Each line of the material below that holds the word "label" needs to be copied.

────────────────────────────────────────

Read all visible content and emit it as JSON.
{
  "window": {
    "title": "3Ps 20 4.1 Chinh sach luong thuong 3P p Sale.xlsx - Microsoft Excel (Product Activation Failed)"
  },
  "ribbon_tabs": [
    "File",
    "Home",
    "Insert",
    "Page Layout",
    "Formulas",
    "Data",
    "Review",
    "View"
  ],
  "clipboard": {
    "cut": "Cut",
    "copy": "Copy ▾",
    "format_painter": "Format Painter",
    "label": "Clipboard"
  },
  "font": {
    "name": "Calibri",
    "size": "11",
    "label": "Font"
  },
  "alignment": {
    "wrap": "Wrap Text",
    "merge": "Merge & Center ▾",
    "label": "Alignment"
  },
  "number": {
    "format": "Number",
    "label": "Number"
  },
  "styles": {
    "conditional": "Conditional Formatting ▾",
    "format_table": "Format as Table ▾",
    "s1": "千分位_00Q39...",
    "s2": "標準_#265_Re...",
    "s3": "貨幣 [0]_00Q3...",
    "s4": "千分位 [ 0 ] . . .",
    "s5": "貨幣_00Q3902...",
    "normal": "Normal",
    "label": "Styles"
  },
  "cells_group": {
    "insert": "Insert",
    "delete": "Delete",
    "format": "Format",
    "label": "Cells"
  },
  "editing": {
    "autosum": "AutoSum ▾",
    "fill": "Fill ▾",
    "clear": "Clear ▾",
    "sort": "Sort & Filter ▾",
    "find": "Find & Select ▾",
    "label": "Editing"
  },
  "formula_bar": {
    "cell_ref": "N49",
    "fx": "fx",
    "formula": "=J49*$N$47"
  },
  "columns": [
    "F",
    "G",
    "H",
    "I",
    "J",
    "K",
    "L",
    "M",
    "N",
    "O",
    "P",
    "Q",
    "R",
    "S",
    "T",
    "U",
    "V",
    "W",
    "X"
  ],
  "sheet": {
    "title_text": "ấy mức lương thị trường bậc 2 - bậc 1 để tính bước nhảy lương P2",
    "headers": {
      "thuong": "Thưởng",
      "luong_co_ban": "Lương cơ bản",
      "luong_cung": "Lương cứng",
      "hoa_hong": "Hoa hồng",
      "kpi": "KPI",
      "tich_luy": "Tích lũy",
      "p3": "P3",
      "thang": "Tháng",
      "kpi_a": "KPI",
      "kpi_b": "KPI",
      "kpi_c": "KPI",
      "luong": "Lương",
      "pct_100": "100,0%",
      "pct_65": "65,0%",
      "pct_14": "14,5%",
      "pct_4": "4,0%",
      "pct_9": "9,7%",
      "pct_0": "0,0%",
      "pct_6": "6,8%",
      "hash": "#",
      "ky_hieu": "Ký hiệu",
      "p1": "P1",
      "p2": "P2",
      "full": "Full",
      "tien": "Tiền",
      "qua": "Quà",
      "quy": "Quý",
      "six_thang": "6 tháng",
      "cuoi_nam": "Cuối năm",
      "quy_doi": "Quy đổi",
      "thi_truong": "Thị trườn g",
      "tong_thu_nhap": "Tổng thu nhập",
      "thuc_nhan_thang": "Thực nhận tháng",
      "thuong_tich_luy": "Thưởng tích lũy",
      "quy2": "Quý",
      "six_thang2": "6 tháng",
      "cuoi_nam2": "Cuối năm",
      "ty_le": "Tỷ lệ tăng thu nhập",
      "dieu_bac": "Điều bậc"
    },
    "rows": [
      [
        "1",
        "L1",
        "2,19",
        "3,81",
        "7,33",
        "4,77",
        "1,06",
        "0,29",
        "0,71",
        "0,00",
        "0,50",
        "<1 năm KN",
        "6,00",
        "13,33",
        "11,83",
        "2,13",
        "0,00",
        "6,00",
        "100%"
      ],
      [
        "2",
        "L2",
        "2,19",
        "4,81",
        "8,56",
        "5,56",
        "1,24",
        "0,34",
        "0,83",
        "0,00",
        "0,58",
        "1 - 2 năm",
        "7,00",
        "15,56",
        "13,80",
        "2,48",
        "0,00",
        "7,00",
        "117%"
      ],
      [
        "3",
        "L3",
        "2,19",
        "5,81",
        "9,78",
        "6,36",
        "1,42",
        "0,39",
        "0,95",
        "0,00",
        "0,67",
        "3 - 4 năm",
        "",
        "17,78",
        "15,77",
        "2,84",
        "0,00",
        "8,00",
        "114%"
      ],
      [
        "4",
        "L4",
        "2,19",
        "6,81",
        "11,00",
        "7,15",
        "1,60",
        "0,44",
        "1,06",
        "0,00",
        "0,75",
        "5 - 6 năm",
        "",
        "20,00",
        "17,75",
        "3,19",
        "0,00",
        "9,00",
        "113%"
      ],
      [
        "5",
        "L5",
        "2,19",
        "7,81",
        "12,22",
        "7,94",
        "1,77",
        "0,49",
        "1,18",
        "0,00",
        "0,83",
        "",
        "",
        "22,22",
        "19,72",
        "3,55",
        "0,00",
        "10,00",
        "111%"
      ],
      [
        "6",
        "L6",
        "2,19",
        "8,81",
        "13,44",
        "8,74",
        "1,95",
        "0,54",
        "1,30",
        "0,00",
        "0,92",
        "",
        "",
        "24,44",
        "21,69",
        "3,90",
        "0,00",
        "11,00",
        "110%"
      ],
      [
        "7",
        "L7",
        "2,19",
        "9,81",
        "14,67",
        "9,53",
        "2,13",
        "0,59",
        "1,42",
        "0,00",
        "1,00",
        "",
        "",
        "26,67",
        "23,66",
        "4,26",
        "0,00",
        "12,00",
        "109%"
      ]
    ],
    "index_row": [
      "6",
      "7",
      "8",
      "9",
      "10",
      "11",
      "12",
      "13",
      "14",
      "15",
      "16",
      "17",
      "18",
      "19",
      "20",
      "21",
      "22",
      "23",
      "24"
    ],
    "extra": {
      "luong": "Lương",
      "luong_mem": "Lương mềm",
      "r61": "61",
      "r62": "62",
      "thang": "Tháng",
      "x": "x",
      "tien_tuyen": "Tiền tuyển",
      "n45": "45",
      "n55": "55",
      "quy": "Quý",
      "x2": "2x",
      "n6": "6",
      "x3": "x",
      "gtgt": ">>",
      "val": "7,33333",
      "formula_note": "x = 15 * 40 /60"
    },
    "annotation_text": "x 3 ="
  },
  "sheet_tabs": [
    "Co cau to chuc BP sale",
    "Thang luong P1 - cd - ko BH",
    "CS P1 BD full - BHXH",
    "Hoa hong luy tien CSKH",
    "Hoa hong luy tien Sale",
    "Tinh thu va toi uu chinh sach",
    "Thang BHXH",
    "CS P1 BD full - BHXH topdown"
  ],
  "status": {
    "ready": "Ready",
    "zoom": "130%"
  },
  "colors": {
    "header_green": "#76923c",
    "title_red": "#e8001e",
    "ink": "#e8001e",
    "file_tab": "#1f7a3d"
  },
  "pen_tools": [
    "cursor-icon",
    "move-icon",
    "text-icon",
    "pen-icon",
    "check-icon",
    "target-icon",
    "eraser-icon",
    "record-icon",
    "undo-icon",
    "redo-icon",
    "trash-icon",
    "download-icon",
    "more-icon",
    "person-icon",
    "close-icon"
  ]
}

────────────────────────────────────────

**Solution**:
    "label": "Clipboard"
    "label": "Font"
    "label": "Alignment"
    "label": "Number"
    "label": "Styles"
    "label": "Cells"
    "label": "Editing"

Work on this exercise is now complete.